**DIRECTIVE**
All the data must come back unchanged, except that pictures are left out.
━━━━━━━━━━━━━━━━
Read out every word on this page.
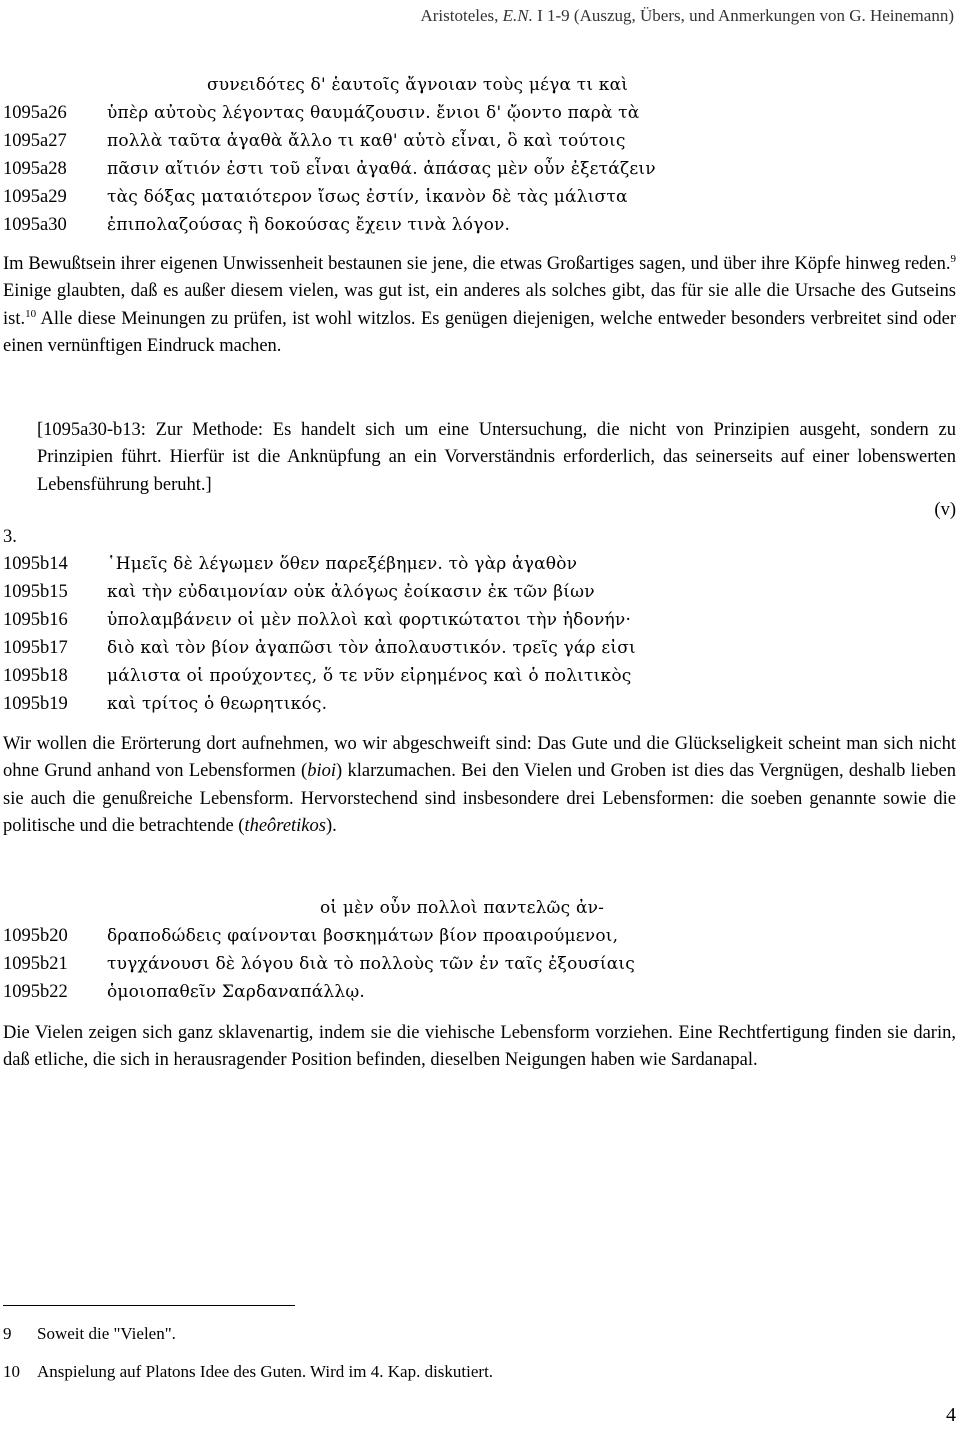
Aristoteles, E.N. I 1-9 (Auszug, Übers, und Anmerkungen von G. Heinemann)
συνειδότες δ' ἑαυτοῖς ἄγνοιαν τοὺς μέγα τι καὶ
1095a26	ὑπὲρ αὐτοὺς λέγοντας θαυμάζουσιν. ἔνιοι δ' ᾤοντο παρὰ τὰ
1095a27	πολλὰ ταῦτα ἀγαθὰ ἄλλο τι καθ' αὑτὸ εἶναι, ὃ καὶ τούτοις
1095a28	πᾶσιν αἴτιόν ἐστι τοῦ εἶναι ἀγαθά. ἁπάσας μὲν οὖν ἐξετάζειν
1095a29	τὰς δόξας ματαιότερον ἴσως ἐστίν, ἱκανὸν δὲ τὰς μάλιστα
1095a30	ἐπιπολαζούσας ἢ δοκούσας ἔχειν τινὰ λόγον.
Im Bewußtsein ihrer eigenen Unwissenheit bestaunen sie jene, die etwas Großartiges sagen, und über ihre Köpfe hinweg reden.$^9$ Einige glaubten, daß es außer diesem vielen, was gut ist, ein anderes als solches gibt, das für sie alle die Ursache des Gutseins ist.$^{10}$ Alle diese Meinungen zu prüfen, ist wohl witzlos. Es genügen diejenigen, welche entweder besonders verbreitet sind oder einen vernünftigen Eindruck machen.
[1095a30-b13: Zur Methode: Es handelt sich um eine Untersuchung, die nicht von Prinzipien ausgeht, sondern zu Prinzipien führt. Hierfür ist die Anknüpfung an ein Vorverständnis erforderlich, das seinerseits auf einer lobenswerten Lebensführung beruht.]
(v)
3.
1095b14	῾Ημεῖς δὲ λέγωμεν ὅθεν παρεξέβημεν. τὸ γὰρ ἀγαθὸν
1095b15	καὶ τὴν εὐδαιμονίαν οὐκ ἀλόγως ἐοίκασιν ἐκ τῶν βίων
1095b16	ὑπολαμβάνειν οἱ μὲν πολλοὶ καὶ φορτικώτατοι τὴν ἡδονήν·
1095b17	διὸ καὶ τὸν βίον ἀγαπῶσι τὸν ἀπολαυστικόν. τρεῖς γάρ εἰσι
1095b18	μάλιστα οἱ προύχοντες, ὅ τε νῦν εἰρημένος καὶ ὁ πολιτικὸς
1095b19	καὶ τρίτος ὁ θεωρητικός.
Wir wollen die Erörterung dort aufnehmen, wo wir abgeschweift sind: Das Gute und die Glückseligkeit scheint man sich nicht ohne Grund anhand von Lebensformen (bioi) klarzumachen. Bei den Vielen und Groben ist dies das Vergnügen, deshalb lieben sie auch die genußreiche Lebensform. Hervorstechend sind insbesondere drei Lebensformen: die soeben genannte sowie die politische und die betrachtende (theôretikos).
οἱ μὲν οὖν πολλοὶ παντελῶς ἀν-
1095b20	δραποδώδεις φαίνονται βοσκημάτων βίον προαιρούμενοι,
1095b21	τυγχάνουσι δὲ λόγου διὰ τὸ πολλοὺς τῶν ἐν ταῖς ἐξουσίαις
1095b22	ὁμοιοπαθεῖν Σαρδαναπάλλῳ.
Die Vielen zeigen sich ganz sklavenartig, indem sie die viehische Lebensform vorziehen. Eine Rechtfertigung finden sie darin, daß etliche, die sich in herausragender Position befinden, dieselben Neigungen haben wie Sardanapal.
9 Soweit die "Vielen".
10 Anspielung auf Platons Idee des Guten. Wird im 4. Kap. diskutiert.
4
━━━━━━━━━━━━━━━━
**TASK RESULT**
Read out every word on this page.
Aristoteles, E.N. I 1-9 (Auszug, Übers, und Anmerkungen von G. Heinemann)
συνειδότες δ' ἑαυτοῖς ἄγνοιαν τοὺς μέγα τι καὶ
1095a26	ὑπὲρ αὐτοὺς λέγοντας θαυμάζουσιν. ἔνιοι δ' ᾤοντο παρὰ τὰ
1095a27	πολλὰ ταῦτα ἀγαθὰ ἄλλο τι καθ' αὑτὸ εἶναι, ὃ καὶ τούτοις
1095a28	πᾶσιν αἴτιόν ἐστι τοῦ εἶναι ἀγαθά. ἁπάσας μὲν οὖν ἐξετάζειν
1095a29	τὰς δόξας ματαιότερον ἴσως ἐστίν, ἱκανὸν δὲ τὰς μάλιστα
1095a30	ἐπιπολαζούσας ἢ δοκούσας ἔχειν τινὰ λόγον.
Im Bewußtsein ihrer eigenen Unwissenheit bestaunen sie jene, die etwas Großartiges sagen, und über ihre Köpfe hinweg reden.$^9$ Einige glaubten, daß es außer diesem vielen, was gut ist, ein anderes als solches gibt, das für sie alle die Ursache des Gutseins ist.$^{10}$ Alle diese Meinungen zu prüfen, ist wohl witzlos. Es genügen diejenigen, welche entweder besonders verbreitet sind oder einen vernünftigen Eindruck machen.
[1095a30-b13: Zur Methode: Es handelt sich um eine Untersuchung, die nicht von Prinzipien ausgeht, sondern zu Prinzipien führt. Hierfür ist die Anknüpfung an ein Vorverständnis erforderlich, das seinerseits auf einer lobenswerten Lebensführung beruht.]
(v)
3.
1095b14	῾Ημεῖς δὲ λέγωμεν ὅθεν παρεξέβημεν. τὸ γὰρ ἀγαθὸν
1095b15	καὶ τὴν εὐδαιμονίαν οὐκ ἀλόγως ἐοίκασιν ἐκ τῶν βίων
1095b16	ὑπολαμβάνειν οἱ μὲν πολλοὶ καὶ φορτικώτατοι τὴν ἡδονήν·
1095b17	διὸ καὶ τὸν βίον ἀγαπῶσι τὸν ἀπολαυστικόν. τρεῖς γάρ εἰσι
1095b18	μάλιστα οἱ προύχοντες, ὅ τε νῦν εἰρημένος καὶ ὁ πολιτικὸς
1095b19	καὶ τρίτος ὁ θεωρητικός.
Wir wollen die Erörterung dort aufnehmen, wo wir abgeschweift sind: Das Gute und die Glückseligkeit scheint man sich nicht ohne Grund anhand von Lebensformen (bioi) klarzumachen. Bei den Vielen und Groben ist dies das Vergnügen, deshalb lieben sie auch die genußreiche Lebensform. Hervorstechend sind insbesondere drei Lebensformen: die soeben genannte sowie die politische und die betrachtende (theôretikos).
οἱ μὲν οὖν πολλοὶ παντελῶς ἀν-
1095b20	δραποδώδεις φαίνονται βοσκημάτων βίον προαιρούμενοι,
1095b21	τυγχάνουσι δὲ λόγου διὰ τὸ πολλοὺς τῶν ἐν ταῖς ἐξουσίαις
1095b22	ὁμοιοπαθεῖν Σαρδαναπάλλῳ.
Die Vielen zeigen sich ganz sklavenartig, indem sie die viehische Lebensform vorziehen. Eine Rechtfertigung finden sie darin, daß etliche, die sich in herausragender Position befinden, dieselben Neigungen haben wie Sardanapal.
9 Soweit die "Vielen".
10 Anspielung auf Platons Idee des Guten. Wird im 4. Kap. diskutiert.
4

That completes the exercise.